[Exercise] Below are the records; collect from them each line containing the string "оборудование".

Collection entries
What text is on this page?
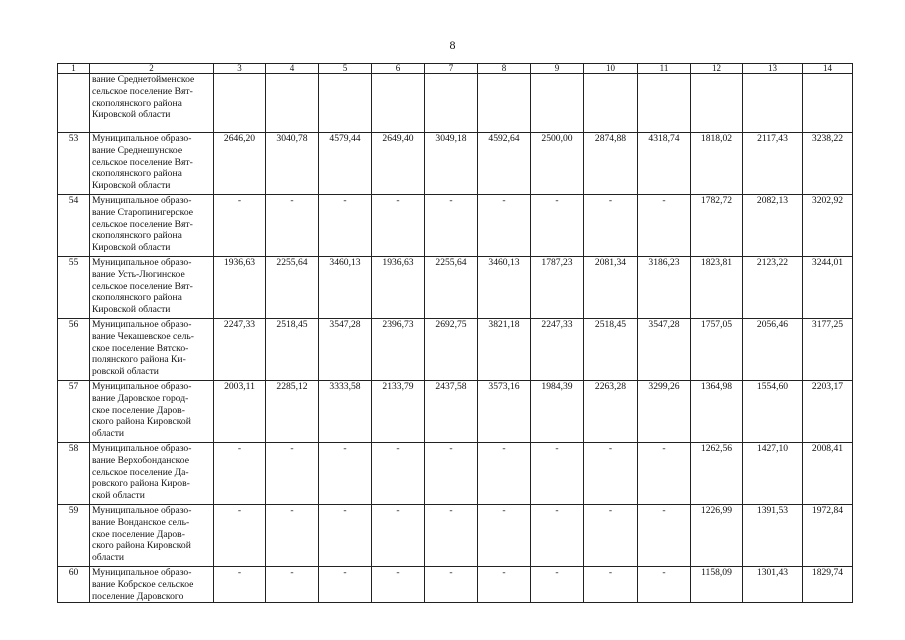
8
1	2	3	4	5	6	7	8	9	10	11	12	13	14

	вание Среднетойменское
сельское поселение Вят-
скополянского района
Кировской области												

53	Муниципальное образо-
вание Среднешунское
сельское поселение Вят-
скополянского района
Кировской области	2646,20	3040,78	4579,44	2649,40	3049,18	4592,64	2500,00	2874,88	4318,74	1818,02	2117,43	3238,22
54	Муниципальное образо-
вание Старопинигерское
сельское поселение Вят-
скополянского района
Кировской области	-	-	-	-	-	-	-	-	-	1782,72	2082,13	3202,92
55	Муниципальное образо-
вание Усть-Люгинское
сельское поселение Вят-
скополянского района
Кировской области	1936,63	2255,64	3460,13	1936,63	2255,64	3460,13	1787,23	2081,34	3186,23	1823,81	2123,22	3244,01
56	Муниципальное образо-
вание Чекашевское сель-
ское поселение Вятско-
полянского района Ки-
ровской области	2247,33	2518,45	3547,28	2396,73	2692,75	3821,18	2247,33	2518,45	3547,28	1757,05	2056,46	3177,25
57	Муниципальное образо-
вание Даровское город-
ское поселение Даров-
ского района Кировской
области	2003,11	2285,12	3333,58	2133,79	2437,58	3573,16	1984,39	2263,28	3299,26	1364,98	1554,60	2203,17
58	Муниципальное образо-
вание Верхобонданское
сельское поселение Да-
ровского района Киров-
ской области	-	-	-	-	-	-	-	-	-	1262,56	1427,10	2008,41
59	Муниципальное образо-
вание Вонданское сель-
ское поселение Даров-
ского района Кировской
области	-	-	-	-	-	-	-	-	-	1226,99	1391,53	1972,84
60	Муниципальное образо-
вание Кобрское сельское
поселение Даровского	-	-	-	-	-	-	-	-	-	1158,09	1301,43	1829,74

==

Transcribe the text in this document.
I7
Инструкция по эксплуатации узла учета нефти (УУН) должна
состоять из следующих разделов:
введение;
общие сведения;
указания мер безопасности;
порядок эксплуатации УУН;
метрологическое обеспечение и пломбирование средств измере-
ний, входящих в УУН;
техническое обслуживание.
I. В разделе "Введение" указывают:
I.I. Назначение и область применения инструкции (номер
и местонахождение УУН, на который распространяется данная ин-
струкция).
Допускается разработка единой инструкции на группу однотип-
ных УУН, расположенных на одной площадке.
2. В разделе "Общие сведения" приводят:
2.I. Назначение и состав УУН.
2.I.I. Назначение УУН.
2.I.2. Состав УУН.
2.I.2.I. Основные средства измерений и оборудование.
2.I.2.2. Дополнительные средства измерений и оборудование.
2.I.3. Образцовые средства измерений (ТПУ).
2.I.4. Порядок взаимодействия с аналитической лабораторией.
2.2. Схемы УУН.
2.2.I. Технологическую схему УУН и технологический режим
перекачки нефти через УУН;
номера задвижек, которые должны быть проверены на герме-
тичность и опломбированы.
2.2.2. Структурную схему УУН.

[Result of this exercise]
2.I.2.I. Основные средства измерений и оборудование.
2.I.2.2. Дополнительные средства измерений и оборудование.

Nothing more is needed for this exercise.